### Request
Reproduce the entire listing word for word.

### Data for this exercise
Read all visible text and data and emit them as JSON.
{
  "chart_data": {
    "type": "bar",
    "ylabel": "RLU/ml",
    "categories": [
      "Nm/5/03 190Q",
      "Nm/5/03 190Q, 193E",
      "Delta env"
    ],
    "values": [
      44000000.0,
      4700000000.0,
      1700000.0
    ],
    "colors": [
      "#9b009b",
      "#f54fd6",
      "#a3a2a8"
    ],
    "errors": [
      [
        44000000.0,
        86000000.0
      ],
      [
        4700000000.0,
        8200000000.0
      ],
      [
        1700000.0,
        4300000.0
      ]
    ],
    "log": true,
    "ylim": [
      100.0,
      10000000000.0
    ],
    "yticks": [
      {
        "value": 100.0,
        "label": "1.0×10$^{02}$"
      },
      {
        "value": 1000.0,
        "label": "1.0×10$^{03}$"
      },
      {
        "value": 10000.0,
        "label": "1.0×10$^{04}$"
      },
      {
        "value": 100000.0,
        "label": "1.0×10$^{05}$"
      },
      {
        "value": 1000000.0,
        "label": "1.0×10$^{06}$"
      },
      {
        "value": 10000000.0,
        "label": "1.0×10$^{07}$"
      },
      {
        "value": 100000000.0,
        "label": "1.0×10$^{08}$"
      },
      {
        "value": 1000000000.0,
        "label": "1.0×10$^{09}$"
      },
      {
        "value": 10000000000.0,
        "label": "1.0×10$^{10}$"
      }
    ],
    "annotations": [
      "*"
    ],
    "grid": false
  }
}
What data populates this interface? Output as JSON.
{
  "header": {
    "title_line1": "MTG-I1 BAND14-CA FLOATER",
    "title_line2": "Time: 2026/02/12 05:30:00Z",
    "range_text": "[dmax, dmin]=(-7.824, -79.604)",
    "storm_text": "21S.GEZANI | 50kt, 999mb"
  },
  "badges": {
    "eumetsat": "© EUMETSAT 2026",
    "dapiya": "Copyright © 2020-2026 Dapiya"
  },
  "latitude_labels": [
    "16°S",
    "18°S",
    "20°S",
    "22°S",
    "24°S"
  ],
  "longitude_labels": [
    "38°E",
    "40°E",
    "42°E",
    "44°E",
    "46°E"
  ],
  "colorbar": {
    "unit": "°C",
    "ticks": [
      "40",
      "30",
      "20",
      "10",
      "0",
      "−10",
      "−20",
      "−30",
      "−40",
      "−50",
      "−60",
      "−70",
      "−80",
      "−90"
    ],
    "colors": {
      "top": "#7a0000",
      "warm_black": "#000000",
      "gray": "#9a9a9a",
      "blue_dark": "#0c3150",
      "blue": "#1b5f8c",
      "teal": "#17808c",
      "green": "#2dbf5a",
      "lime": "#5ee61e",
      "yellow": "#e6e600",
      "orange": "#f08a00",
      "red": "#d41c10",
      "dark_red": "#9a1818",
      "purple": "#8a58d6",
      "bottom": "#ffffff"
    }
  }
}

### Response for this exercise
Read all visible text and data and emit them as JSON.
{
  "chart_data": {
    "type": "bar",
    "ylabel": "RLU/ml",
    "categories": [
      "Nm/5/03 190Q",
      "Nm/5/03 190Q, 193E",
      "Delta env"
    ],
    "values": [
      44000000.0,
      4700000000.0,
      1700000.0
    ],
    "colors": [
      "#9b009b",
      "#f54fd6",
      "#a3a2a8"
    ],
    "errors": [
      [
        44000000.0,
        86000000.0
      ],
      [
        4700000000.0,
        8200000000.0
      ],
      [
        1700000.0,
        4300000.0
      ]
    ],
    "log": true,
    "ylim": [
      100.0,
      10000000000.0
    ],
    "yticks": [
      {
        "value": 100.0,
        "label": "1.0×10$^{02}$"
      },
      {
        "value": 1000.0,
        "label": "1.0×10$^{03}$"
      },
      {
        "value": 10000.0,
        "label": "1.0×10$^{04}$"
      },
      {
        "value": 100000.0,
        "label": "1.0×10$^{05}$"
      },
      {
        "value": 1000000.0,
        "label": "1.0×10$^{06}$"
      },
      {
        "value": 10000000.0,
        "label": "1.0×10$^{07}$"
      },
      {
        "value": 100000000.0,
        "label": "1.0×10$^{08}$"
      },
      {
        "value": 1000000000.0,
        "label": "1.0×10$^{09}$"
      },
      {
        "value": 10000000000.0,
        "label": "1.0×10$^{10}$"
      }
    ],
    "annotations": [
      "*"
    ],
    "grid": false
  }
}
What data populates this interface? Output as JSON.
{
  "header": {
    "title_line1": "MTG-I1 BAND14-CA FLOATER",
    "title_line2": "Time: 2026/02/12 05:30:00Z",
    "range_text": "[dmax, dmin]=(-7.824, -79.604)",
    "storm_text": "21S.GEZANI | 50kt, 999mb"
  },
  "badges": {
    "eumetsat": "© EUMETSAT 2026",
    "dapiya": "Copyright © 2020-2026 Dapiya"
  },
  "latitude_labels": [
    "16°S",
    "18°S",
    "20°S",
    "22°S",
    "24°S"
  ],
  "longitude_labels": [
    "38°E",
    "40°E",
    "42°E",
    "44°E",
    "46°E"
  ],
  "colorbar": {
    "unit": "°C",
    "ticks": [
      "40",
      "30",
      "20",
      "10",
      "0",
      "−10",
      "−20",
      "−30",
      "−40",
      "−50",
      "−60",
      "−70",
      "−80",
      "−90"
    ],
    "colors": {
      "top": "#7a0000",
      "warm_black": "#000000",
      "gray": "#9a9a9a",
      "blue_dark": "#0c3150",
      "blue": "#1b5f8c",
      "teal": "#17808c",
      "green": "#2dbf5a",
      "lime": "#5ee61e",
      "yellow": "#e6e600",
      "orange": "#f08a00",
      "red": "#d41c10",
      "dark_red": "#9a1818",
      "purple": "#8a58d6",
      "bottom": "#ffffff"
    }
  }
}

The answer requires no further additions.